▶ [SET EXERCISE]: Copy out each line of the records below word for word, without changing anything.
** start of STORED RECORDS **
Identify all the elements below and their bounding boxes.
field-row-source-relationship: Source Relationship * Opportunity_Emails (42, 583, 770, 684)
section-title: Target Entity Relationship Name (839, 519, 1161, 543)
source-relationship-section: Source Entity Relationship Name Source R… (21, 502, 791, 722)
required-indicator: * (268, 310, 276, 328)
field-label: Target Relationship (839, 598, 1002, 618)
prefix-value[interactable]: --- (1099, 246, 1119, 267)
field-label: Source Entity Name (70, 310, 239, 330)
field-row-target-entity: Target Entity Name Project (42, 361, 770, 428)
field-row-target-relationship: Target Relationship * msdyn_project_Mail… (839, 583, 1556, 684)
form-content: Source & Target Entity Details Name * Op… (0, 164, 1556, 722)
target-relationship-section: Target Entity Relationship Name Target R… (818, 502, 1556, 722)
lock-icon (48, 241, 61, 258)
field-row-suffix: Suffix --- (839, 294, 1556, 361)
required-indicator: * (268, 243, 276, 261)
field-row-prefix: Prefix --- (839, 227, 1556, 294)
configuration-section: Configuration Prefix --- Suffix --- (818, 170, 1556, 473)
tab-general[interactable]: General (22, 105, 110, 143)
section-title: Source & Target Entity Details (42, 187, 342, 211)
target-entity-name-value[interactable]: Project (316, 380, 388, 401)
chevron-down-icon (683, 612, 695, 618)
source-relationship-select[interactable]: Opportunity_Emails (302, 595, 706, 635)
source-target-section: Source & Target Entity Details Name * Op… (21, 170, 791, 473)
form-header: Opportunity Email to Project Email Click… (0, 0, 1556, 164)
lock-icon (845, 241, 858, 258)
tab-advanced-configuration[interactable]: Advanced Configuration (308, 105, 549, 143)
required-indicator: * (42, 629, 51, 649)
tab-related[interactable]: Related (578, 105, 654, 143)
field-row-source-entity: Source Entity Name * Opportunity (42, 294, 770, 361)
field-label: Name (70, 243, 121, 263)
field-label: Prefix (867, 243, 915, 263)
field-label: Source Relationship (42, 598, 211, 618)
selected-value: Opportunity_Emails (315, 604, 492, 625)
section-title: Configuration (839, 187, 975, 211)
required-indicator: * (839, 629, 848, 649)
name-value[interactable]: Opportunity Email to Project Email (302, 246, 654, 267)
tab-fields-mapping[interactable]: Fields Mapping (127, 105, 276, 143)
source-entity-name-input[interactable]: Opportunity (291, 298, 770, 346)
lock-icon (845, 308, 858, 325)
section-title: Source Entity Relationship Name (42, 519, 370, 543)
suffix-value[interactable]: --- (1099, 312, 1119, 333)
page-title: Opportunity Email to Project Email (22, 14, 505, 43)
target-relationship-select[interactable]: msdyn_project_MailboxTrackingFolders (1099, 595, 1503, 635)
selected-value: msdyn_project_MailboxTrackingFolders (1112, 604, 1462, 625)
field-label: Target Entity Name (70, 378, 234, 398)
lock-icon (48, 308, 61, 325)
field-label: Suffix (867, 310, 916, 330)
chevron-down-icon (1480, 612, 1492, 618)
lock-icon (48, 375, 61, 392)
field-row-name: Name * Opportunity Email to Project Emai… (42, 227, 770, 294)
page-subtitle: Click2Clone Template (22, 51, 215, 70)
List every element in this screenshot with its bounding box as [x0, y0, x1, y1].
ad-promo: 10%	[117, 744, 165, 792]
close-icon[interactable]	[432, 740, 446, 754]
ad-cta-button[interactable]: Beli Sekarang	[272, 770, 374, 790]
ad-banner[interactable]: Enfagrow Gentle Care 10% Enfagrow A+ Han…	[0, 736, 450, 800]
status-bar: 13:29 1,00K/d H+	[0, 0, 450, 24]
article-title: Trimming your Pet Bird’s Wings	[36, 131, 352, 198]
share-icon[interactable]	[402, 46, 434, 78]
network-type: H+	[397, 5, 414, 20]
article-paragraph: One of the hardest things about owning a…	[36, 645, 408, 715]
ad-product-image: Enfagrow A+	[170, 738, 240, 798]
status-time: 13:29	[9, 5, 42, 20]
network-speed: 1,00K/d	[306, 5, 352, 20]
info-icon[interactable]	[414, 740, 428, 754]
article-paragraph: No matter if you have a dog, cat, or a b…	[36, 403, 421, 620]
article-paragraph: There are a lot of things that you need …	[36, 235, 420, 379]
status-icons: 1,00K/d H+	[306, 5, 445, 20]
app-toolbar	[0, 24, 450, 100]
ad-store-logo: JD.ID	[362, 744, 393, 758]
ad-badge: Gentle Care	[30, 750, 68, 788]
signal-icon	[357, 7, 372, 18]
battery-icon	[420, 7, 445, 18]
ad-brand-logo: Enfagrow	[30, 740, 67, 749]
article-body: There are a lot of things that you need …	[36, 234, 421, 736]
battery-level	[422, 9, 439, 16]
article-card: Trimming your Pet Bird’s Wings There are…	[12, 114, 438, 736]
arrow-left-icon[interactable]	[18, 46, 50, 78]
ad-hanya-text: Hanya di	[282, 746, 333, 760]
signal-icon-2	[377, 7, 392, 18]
** end of STORED RECORDS **
▶ [SOLUTION]:
Identify all the elements below and their bounding boxes.
field-row-source-relationship: Source Relationship * Opportunity_Emails (42, 583, 770, 684)
section-title: Target Entity Relationship Name (839, 519, 1161, 543)
source-relationship-section: Source Entity Relationship Name Source R… (21, 502, 791, 722)
required-indicator: * (268, 310, 276, 328)
field-label: Target Relationship (839, 598, 1002, 618)
prefix-value[interactable]: --- (1099, 246, 1119, 267)
field-label: Source Entity Name (70, 310, 239, 330)
field-row-target-entity: Target Entity Name Project (42, 361, 770, 428)
field-row-target-relationship: Target Relationship * msdyn_project_Mail… (839, 583, 1556, 684)
form-content: Source & Target Entity Details Name * Op… (0, 164, 1556, 722)
target-relationship-section: Target Entity Relationship Name Target R… (818, 502, 1556, 722)
lock-icon (48, 241, 61, 258)
field-row-suffix: Suffix --- (839, 294, 1556, 361)
required-indicator: * (268, 243, 276, 261)
field-row-prefix: Prefix --- (839, 227, 1556, 294)
configuration-section: Configuration Prefix --- Suffix --- (818, 170, 1556, 473)
tab-general[interactable]: General (22, 105, 110, 143)
section-title: Source & Target Entity Details (42, 187, 342, 211)
target-entity-name-value[interactable]: Project (316, 380, 388, 401)
chevron-down-icon (683, 612, 695, 618)
source-relationship-select[interactable]: Opportunity_Emails (302, 595, 706, 635)
source-target-section: Source & Target Entity Details Name * Op… (21, 170, 791, 473)
form-header: Opportunity Email to Project Email Click… (0, 0, 1556, 164)
lock-icon (845, 241, 858, 258)
tab-advanced-configuration[interactable]: Advanced Configuration (308, 105, 549, 143)
required-indicator: * (42, 629, 51, 649)
tab-related[interactable]: Related (578, 105, 654, 143)
field-row-source-entity: Source Entity Name * Opportunity (42, 294, 770, 361)
field-label: Name (70, 243, 121, 263)
field-label: Prefix (867, 243, 915, 263)
field-label: Source Relationship (42, 598, 211, 618)
selected-value: Opportunity_Emails (315, 604, 492, 625)
section-title: Configuration (839, 187, 975, 211)
required-indicator: * (839, 629, 848, 649)
name-value[interactable]: Opportunity Email to Project Email (302, 246, 654, 267)
tab-fields-mapping[interactable]: Fields Mapping (127, 105, 276, 143)
source-entity-name-input[interactable]: Opportunity (291, 298, 770, 346)
lock-icon (845, 308, 858, 325)
section-title: Source Entity Relationship Name (42, 519, 370, 543)
suffix-value[interactable]: --- (1099, 312, 1119, 333)
page-title: Opportunity Email to Project Email (22, 14, 505, 43)
target-relationship-select[interactable]: msdyn_project_MailboxTrackingFolders (1099, 595, 1503, 635)
selected-value: msdyn_project_MailboxTrackingFolders (1112, 604, 1462, 625)
field-label: Target Entity Name (70, 378, 234, 398)
lock-icon (48, 308, 61, 325)
field-label: Suffix (867, 310, 916, 330)
chevron-down-icon (1480, 612, 1492, 618)
lock-icon (48, 375, 61, 392)
field-row-name: Name * Opportunity Email to Project Emai… (42, 227, 770, 294)
page-subtitle: Click2Clone Template (22, 51, 215, 70)
List every element in this screenshot with its bounding box as [x0, y0, x1, y1].
ad-promo: 10%	[117, 744, 165, 792]
close-icon[interactable]	[432, 740, 446, 754]
ad-cta-button[interactable]: Beli Sekarang	[272, 770, 374, 790]
ad-banner[interactable]: Enfagrow Gentle Care 10% Enfagrow A+ Han…	[0, 736, 450, 800]
status-bar: 13:29 1,00K/d H+	[0, 0, 450, 24]
article-title: Trimming your Pet Bird’s Wings	[36, 131, 352, 198]
share-icon[interactable]	[402, 46, 434, 78]
network-type: H+	[397, 5, 414, 20]
article-paragraph: One of the hardest things about owning a…	[36, 645, 408, 715]
ad-product-image: Enfagrow A+	[170, 738, 240, 798]
status-time: 13:29	[9, 5, 42, 20]
network-speed: 1,00K/d	[306, 5, 352, 20]
info-icon[interactable]	[414, 740, 428, 754]
article-paragraph: No matter if you have a dog, cat, or a b…	[36, 403, 421, 620]
article-paragraph: There are a lot of things that you need …	[36, 235, 420, 379]
status-icons: 1,00K/d H+	[306, 5, 445, 20]
app-toolbar	[0, 24, 450, 100]
ad-store-logo: JD.ID	[362, 744, 393, 758]
ad-badge: Gentle Care	[30, 750, 68, 788]
signal-icon	[357, 7, 372, 18]
battery-icon	[420, 7, 445, 18]
ad-brand-logo: Enfagrow	[30, 740, 67, 749]
article-body: There are a lot of things that you need …	[36, 234, 421, 736]
battery-level	[422, 9, 439, 16]
article-card: Trimming your Pet Bird’s Wings There are…	[12, 114, 438, 736]
arrow-left-icon[interactable]	[18, 46, 50, 78]
ad-hanya-text: Hanya di	[282, 746, 333, 760]
signal-icon-2	[377, 7, 392, 18]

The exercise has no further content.